How to extract fields from a CSV i.e comma separated where some of the fields having comma as value?

J.Jena · February 19, 2019, 6:03am

can anyone help me!!!! How to I parse the CSV file
file name : abc.csv (csv file) The above file containing data like

abv,sfs,,hju,',',jkk wff,fst,,rgr,',',rgr ere,edf,erg,',',rgr,rgr

I have a requirement like i have to extract different field and assign them into different variables.
My Code:

cat $file | awk 'NR!=1' | while read -r line   do      a=`echo "$line" | awk -F',' '{print $1}'`      b=`echo "$line" | awk -F',' '{print $2}'`      c=`echo "$line" | awk -F',' '{print $3}'`      d=`echo "$line" | awk -F',' '{print $4}'`      e=`echo "$line" | awk -F',' '{print $5}'`      f=`echo "$line" | awk -F',' '{print $6}'`      echo "$e"      echo "$f" done

output:(it gave the output as single quote)
' ' ' ' ' ' Required Output Should be like:(my 5th field having value "comma" )
, jkk , rgr , rgr rgr

RudiC · February 19, 2019, 8:38am

Welcome to the forum.

You're problem is quite ubiquitous and has been solved / commented on in these forums more than several times. Try the search function, or one of the links given at the lower left of this page under "More UNIX and Linux Forum Topics You Might Find Helpful".

The code with which you addressed your problem is not the most efficient one. Did you consider just read ing the variables? Like

{ read dummy
  while IFS=, read a b c d e f dummy
     do   echo $e
          echo $f

     .
     .
     .
     done
 } < $file

bakunin · February 19, 2019, 9:25am

j.jena:

can anyone help me!!!! How to I parse the CSV file
file name : abc.csv (csv file) The above file containing data like
abv,sfs,,hju,',',jkk wff,fst,,rgr,',',rgr ere,edf,erg,',',rgr,rgr
I have a requirement like i have to extract different field and assign them into different variables.
My Code:
cat $file | awk 'NR!=1' | while read -r line   do      a=`echo "$line" | awk -F',' '{print $1}'`      b=`echo "$line" | awk -F',' '{print $2}'`      c=`echo "$line" | awk -F',' '{print $3}'`      d=`echo "$line" | awk -F',' '{print $4}'`      e=`echo "$line" | awk -F',' '{print $5}'`      f=`echo "$line" | awk -F',' '{print $6}'`      echo "$e"      echo "$f" done
output: (it gave the output as single quote)
' ' ' ' ' ' Required Output Should be like: (my 5th field having value "comma" )
, jkk , rgr , rgr rgr

First: even if your script line is working, it will be slow as a slug. The reason is that you call external (that is: external to the shell) programs (here: awk) for every line over and over again. Calling a program costs a considerable amount of time. You will not notice that if you call it once but if your file has, say, 1000 lines and each lines has 10 fields, you will call awk 10.000 times. That takes a considerable amount of time.

SUPPLIED INFORMATION —
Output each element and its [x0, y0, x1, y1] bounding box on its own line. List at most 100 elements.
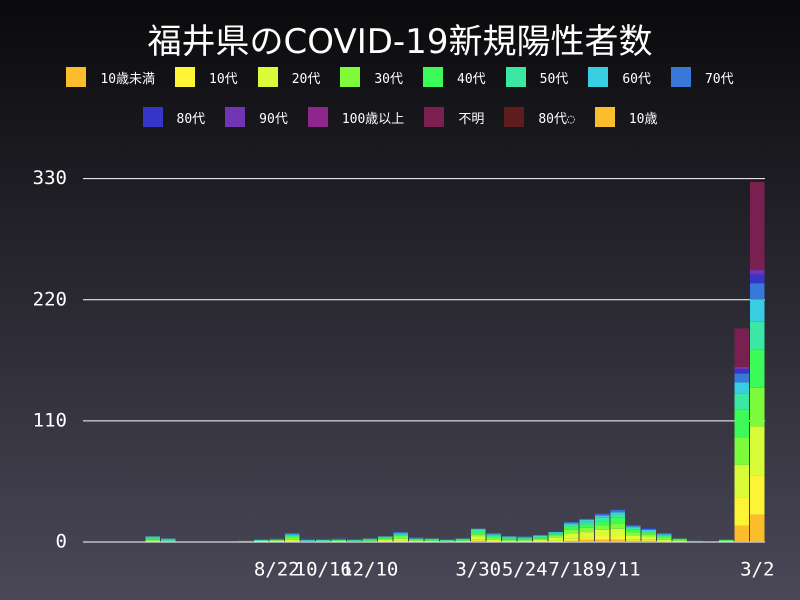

TASK 1 —
Answer these questions about the forum thread on parsing CSV fields, one per line:
(a) What file name does J.Jena give for the CSV file?
(b) What does RudiC suggest doing instead of calling awk for each field?
(c) In bakunin's example of a file with 1000 lines and 10 fields per line, how many times would awk be called?
TASK 2 — Reproduce the passage of the CSV forum thread starting with "bakunin · February" and going on through "output: (it gave the output as single quote)".

EXPECTED OUTPUT 1 —
(a) abc.csv
(b) Reading the variables directly with read.
(c) 10.000 times.

EXPECTED OUTPUT 2 —
bakunin · February 19, 2019, 9:25am

j.jena:

can anyone help me!!!! How to I parse the CSV file
file name : abc.csv (csv file) The above file containing data like
abv,sfs,,hju,',',jkk wff,fst,,rgr,',',rgr ere,edf,erg,',',rgr,rgr
I have a requirement like i have to extract different field and assign them into different variables.
My Code:
cat $file | awk 'NR!=1' | while read -r line   do      a=`echo "$line" | awk -F',' '{print $1}'`      b=`echo "$line" | awk -F',' '{print $2}'`      c=`echo "$line" | awk -F',' '{print $3}'`      d=`echo "$line" | awk -F',' '{print $4}'`      e=`echo "$line" | awk -F',' '{print $5}'`      f=`echo "$line" | awk -F',' '{print $6}'`      echo "$e"      echo "$f" done
output: (it gave the output as single quote)